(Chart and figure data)

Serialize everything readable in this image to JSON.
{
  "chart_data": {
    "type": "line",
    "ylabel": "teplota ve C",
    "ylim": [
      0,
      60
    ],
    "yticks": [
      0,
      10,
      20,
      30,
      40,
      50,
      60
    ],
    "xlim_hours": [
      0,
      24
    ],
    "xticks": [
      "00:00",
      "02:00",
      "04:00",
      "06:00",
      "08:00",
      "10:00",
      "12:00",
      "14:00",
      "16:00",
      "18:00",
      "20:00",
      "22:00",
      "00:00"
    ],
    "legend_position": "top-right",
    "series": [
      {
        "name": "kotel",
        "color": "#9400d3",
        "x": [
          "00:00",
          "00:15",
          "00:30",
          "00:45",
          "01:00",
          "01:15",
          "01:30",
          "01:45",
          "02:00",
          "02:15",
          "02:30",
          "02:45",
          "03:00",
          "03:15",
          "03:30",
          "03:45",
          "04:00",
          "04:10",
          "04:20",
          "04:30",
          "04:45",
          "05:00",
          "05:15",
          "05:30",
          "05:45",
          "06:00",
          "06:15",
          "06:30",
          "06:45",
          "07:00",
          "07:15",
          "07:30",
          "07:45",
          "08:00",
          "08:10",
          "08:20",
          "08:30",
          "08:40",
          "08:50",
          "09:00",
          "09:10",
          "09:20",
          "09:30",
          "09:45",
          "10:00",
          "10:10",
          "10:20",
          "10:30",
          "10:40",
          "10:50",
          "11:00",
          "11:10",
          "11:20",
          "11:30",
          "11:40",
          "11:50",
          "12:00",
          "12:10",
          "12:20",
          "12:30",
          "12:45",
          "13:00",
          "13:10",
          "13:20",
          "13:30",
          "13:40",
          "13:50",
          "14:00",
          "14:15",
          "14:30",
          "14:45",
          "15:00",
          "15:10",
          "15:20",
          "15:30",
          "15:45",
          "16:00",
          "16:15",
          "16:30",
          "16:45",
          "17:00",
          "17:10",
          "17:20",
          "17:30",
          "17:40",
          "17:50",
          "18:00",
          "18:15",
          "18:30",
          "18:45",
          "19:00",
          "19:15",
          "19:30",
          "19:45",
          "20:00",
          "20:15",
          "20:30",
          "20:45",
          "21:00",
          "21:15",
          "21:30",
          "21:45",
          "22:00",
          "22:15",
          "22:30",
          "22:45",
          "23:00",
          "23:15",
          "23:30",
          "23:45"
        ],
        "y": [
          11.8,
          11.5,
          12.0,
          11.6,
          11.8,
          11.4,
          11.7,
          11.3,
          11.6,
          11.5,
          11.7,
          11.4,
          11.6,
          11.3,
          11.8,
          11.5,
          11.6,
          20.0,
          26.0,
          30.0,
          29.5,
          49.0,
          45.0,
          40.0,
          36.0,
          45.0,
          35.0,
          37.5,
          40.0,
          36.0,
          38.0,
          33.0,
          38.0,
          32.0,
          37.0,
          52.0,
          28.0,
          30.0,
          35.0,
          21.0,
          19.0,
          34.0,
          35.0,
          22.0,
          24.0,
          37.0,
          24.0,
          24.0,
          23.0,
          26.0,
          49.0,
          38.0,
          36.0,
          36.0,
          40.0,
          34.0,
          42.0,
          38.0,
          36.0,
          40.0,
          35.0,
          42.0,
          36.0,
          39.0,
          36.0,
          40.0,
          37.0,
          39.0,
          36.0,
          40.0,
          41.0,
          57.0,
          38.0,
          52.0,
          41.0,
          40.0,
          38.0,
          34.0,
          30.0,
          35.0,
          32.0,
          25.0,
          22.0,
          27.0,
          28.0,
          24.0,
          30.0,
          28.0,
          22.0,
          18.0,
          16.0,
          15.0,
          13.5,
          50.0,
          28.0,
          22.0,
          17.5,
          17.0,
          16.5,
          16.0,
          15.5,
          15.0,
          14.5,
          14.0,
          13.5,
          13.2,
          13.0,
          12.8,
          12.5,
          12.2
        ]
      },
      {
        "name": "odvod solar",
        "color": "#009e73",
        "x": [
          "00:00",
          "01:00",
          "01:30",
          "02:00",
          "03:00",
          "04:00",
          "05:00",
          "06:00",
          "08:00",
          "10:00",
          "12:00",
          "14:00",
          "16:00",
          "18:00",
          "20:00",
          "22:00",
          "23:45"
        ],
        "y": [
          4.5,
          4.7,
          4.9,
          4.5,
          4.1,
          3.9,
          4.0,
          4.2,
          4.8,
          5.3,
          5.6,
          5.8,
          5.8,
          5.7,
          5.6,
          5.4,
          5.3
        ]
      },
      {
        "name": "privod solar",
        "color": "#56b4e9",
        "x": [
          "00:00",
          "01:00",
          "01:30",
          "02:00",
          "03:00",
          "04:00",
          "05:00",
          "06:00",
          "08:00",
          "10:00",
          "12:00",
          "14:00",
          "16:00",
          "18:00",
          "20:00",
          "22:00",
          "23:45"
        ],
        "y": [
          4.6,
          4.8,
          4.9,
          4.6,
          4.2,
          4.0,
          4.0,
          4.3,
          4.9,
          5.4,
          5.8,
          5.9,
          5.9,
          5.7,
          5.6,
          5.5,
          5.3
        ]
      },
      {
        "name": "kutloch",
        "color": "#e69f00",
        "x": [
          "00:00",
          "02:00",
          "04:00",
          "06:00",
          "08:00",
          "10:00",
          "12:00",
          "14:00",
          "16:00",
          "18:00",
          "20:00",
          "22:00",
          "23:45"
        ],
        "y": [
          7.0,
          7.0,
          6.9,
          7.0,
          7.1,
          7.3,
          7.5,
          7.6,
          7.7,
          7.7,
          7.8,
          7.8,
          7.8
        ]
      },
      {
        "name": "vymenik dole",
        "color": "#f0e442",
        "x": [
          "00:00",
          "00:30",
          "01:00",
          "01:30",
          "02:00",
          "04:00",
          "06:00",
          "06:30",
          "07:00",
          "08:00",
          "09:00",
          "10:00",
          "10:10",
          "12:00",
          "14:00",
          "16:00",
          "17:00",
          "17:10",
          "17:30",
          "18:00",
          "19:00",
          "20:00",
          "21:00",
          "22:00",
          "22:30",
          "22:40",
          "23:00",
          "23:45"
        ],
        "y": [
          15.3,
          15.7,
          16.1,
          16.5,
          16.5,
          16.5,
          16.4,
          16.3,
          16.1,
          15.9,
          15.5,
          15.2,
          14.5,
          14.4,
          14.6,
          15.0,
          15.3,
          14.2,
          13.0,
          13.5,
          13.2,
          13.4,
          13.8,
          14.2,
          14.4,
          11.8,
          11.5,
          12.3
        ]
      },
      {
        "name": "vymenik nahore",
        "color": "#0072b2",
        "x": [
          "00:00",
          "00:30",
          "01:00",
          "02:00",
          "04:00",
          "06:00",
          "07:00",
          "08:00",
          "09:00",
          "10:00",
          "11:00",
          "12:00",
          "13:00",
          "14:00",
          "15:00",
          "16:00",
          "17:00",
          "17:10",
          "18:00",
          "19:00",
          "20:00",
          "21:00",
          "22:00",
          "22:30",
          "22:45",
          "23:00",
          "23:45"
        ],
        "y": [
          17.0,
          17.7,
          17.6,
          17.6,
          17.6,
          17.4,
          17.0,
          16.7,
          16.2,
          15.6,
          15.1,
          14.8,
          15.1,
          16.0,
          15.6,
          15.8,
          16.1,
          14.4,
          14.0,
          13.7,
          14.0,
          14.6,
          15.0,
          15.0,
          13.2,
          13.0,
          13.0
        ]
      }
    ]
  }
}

WHAT IS EXPECTED. Count the lines of the data that contain the string "color", and reply with that number alone.

CORRECT RESULT. 6